→ CONSIGNES DE L'EXERCICE
Recopiez mot pour mot le passage de l'extrait du document sur la sécurité routière allant de « Il y a bien » à « les partis politiques. ».

→ EXTRAIT DU DOCUMENT
^^^^

Il y a bien plus à faire que le projet de loi 165 pour améliorer la sécurité routière

Bien qu’appuyant, à certaines conditions, les mesures du projet de loi 165 relatives aux récidivistes, c’est davantage ce qu’il ne contient pas qui préoccupe au plus haut point Éduc’alcool. L’organisme était de passage à l’Assemblée nationale ce matin pour participer à la commission parlementaire sur le projet de loi 165. Il y a dénoncé l’absence de plusieurs mesures pourtant essentielles à un meilleur bilan routier. Éduc’alcool s’explique mal ce manque, surtout que les mesures en question sont prouvées scientifiquement et qu’elles obtiennent l’appui de tous les partis politiques.

Il apparaît inconcevable qu’après plus de 15 ans de représentations et de consensus sur diverses mesures essentielles, dont celle de rendre obligatoire la formation « Action Service » pour les serveurs des restaurants et des bars, rien n’ait encore été fait et rien ne semble non plus vouloir être fait.

L’organisme revendique donc avec force l’implantation « immédiate et sans plus de tergiversations », des mesures suivantes :

  • Rendre obligatoire pour tous les serveurs des bars et restaurants le cours « Action Service » qu’il a créé en partenariat avec l’Institut de tourisme et d’hôtellerie du Québec (ITHQ) car, malgré son efficacité démontrée et l’accord de tous les partis à l’Assemblée nationale, aucun gouvernement n’a jusqu’ici donné suite à cette nécessité absolue.
  • Accroître de manière substantielle les barrages policiers, car les trois quarts des Québécois n’ont pas franchi un seul barrage au cours de la dernière année.
  • Mener des campagnes de sensibilisation à l’alcool au volant tout au long de l’année et pas seulement autour des fêtes de Noël et du Nouvel An.

Bien que notre bilan routier ne cesse de s’améliorer depuis un quart de siècle, il n’en demeure pas moins qu’il est encore largement perfectible. On aurait pu donc s’attendre à ce que le projet de loi 165 comporte ces trois mesures dont l’efficacité a été amplement démontrée. Nous pressons donc le gouvernement de les mettre en œuvre sans plus tarder.

Des nuances à apporter à certaines mesures

Mis à part les trois actions qu’Éduc’alcool exhorte le gouvernement d’appliquer rapidement, l’organisme pose également des conditions aux succès de certaines mesures contenues dans le projet de loi. Ainsi, Éduc’alcool appuie les mesures relatives aux récidivistes de l’alcool au volant, mais uniquement dans la mesure où seront pris en considération ses commentaires sur les moyens financiers des personnes condamnées, qui ont rarement les moyens de payer des antidémarreurs à long terme, et sur les efforts à faire pour modifier leur modèle de consommation de manière à ce que l’effet de réhabilitation soit durable.

^^^^

→ DONNÉES FOURNIES

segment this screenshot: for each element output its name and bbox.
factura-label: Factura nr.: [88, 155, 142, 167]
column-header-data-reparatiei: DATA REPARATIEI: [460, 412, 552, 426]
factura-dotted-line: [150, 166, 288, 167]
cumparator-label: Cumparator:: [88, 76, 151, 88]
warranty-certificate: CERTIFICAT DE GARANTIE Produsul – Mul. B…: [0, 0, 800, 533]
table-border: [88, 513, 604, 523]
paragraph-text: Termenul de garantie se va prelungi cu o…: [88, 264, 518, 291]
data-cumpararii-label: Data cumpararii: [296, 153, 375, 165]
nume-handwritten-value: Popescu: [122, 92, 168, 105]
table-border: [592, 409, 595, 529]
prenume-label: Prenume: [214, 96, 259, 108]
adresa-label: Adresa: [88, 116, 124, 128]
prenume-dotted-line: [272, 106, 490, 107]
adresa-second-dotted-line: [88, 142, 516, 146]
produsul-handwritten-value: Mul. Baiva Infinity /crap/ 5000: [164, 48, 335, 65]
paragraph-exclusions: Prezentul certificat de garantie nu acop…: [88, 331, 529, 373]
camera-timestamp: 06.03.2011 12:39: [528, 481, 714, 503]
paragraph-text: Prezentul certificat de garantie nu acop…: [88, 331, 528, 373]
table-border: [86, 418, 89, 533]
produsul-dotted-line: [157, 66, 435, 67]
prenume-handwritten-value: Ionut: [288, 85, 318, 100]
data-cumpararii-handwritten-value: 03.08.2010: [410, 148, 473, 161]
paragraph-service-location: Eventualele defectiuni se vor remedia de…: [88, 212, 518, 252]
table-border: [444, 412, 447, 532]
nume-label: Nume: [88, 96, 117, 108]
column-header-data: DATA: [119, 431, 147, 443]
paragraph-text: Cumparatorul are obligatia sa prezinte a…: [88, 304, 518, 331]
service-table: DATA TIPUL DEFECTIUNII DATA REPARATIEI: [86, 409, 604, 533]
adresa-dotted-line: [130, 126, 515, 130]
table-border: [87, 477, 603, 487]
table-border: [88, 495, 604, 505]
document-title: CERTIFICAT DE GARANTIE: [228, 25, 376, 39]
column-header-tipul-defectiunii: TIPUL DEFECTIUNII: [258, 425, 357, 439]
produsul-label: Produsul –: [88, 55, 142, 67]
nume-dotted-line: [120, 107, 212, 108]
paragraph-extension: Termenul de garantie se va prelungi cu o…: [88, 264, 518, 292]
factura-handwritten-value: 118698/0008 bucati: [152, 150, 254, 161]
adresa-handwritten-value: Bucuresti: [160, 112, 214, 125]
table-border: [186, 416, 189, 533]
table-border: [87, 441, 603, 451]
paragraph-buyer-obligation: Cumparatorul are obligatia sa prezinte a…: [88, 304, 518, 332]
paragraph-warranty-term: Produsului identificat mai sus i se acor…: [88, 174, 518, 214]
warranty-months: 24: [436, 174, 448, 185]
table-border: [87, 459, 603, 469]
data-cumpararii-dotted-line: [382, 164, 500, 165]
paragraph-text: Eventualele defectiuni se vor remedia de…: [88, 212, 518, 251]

^^^^

→ RÉPONSE
Il y a bien plus à faire que le projet de loi 165 pour améliorer la sécurité routière

Bien qu’appuyant, à certaines conditions, les mesures du projet de loi 165 relatives aux récidivistes, c’est davantage ce qu’il ne contient pas qui préoccupe au plus haut point Éduc’alcool. L’organisme était de passage à l’Assemblée nationale ce matin pour participer à la commission parlementaire sur le projet de loi 165. Il y a dénoncé l’absence de plusieurs mesures pourtant essentielles à un meilleur bilan routier. Éduc’alcool s’explique mal ce manque, surtout que les mesures en question sont prouvées scientifiquement et qu’elles obtiennent l’appui de tous les partis politiques.